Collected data
++++++++++++++++++++
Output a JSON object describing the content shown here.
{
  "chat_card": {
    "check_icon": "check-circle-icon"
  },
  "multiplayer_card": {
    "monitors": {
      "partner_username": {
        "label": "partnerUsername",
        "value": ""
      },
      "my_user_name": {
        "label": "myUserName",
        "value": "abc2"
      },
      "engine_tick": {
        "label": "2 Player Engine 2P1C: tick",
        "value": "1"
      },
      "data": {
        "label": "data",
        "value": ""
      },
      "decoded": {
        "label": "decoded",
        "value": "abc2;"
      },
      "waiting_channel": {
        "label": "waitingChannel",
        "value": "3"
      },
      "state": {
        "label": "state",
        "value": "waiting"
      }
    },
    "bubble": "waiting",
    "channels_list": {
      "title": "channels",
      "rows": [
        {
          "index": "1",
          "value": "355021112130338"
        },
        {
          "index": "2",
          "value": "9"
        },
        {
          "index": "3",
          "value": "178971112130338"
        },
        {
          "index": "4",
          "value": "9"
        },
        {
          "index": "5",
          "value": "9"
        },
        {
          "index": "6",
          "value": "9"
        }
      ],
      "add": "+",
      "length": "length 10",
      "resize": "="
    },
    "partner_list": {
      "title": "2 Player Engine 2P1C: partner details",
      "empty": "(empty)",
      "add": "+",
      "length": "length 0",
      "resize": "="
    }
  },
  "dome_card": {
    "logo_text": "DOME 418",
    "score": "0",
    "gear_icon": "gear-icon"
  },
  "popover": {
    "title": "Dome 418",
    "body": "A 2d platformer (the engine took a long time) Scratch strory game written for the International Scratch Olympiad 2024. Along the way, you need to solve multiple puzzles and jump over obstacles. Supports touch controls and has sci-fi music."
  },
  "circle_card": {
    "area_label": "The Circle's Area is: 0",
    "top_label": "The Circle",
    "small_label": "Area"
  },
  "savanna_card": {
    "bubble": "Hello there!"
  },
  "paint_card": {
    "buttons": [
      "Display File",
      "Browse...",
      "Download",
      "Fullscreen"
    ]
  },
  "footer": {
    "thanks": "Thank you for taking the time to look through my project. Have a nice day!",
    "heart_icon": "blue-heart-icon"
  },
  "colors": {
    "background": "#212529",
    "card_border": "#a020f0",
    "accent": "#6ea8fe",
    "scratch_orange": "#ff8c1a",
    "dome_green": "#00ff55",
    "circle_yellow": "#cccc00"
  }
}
++++++++++++++++++++
-- STATED TASK --
From the data above, copy each line that has the string "index".

-- RESULT OF THE EXERCISE --
          "index": "1",
          "index": "2",
          "index": "3",
          "index": "4",
          "index": "5",
          "index": "6",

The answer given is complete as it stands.